EXERCISE:
Count the lines below that contain the word "Small" and give only that number.

Data items:
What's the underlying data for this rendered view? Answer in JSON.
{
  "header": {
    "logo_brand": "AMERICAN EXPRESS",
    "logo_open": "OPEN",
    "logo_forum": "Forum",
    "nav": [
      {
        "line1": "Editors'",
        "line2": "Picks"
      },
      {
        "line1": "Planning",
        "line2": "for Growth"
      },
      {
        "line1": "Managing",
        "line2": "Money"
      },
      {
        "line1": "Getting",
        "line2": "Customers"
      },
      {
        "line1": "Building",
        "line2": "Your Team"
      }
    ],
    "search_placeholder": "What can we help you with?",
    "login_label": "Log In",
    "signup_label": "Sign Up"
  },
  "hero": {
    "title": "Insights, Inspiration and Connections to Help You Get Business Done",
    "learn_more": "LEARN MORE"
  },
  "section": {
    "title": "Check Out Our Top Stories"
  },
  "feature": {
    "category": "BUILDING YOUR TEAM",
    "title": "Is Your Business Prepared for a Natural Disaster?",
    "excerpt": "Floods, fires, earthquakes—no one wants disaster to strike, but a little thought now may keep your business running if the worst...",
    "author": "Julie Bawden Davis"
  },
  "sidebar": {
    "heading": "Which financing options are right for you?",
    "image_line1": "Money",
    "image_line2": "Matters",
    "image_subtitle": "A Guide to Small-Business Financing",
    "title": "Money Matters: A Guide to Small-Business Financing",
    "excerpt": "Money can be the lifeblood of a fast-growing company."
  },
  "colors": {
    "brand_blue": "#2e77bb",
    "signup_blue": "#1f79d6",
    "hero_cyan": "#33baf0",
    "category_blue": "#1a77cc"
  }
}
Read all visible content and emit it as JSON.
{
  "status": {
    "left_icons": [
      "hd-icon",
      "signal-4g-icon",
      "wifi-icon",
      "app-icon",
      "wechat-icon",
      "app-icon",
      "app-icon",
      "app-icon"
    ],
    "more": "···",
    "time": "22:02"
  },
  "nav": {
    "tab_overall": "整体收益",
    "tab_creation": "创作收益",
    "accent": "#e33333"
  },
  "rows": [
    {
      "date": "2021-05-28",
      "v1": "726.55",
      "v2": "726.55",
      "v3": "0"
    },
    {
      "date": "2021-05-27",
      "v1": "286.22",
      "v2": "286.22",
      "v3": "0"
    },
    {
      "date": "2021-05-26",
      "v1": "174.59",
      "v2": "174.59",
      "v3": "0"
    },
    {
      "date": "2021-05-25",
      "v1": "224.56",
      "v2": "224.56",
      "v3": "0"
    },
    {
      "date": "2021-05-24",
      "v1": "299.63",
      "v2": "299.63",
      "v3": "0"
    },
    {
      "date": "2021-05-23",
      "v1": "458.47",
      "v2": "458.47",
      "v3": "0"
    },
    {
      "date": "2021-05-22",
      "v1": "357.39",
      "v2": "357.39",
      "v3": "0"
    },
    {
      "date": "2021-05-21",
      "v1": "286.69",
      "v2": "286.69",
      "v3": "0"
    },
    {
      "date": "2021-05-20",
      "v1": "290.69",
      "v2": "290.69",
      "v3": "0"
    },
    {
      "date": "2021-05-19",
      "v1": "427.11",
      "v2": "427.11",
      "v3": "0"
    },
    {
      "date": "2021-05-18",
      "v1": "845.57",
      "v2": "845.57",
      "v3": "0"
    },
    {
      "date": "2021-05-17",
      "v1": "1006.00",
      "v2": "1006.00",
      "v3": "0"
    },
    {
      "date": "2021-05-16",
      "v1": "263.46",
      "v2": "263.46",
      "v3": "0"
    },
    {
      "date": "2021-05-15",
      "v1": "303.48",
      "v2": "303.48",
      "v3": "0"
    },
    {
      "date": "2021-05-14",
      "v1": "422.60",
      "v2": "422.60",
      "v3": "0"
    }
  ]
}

OUTPUT FOR THIS EXERCISE:
2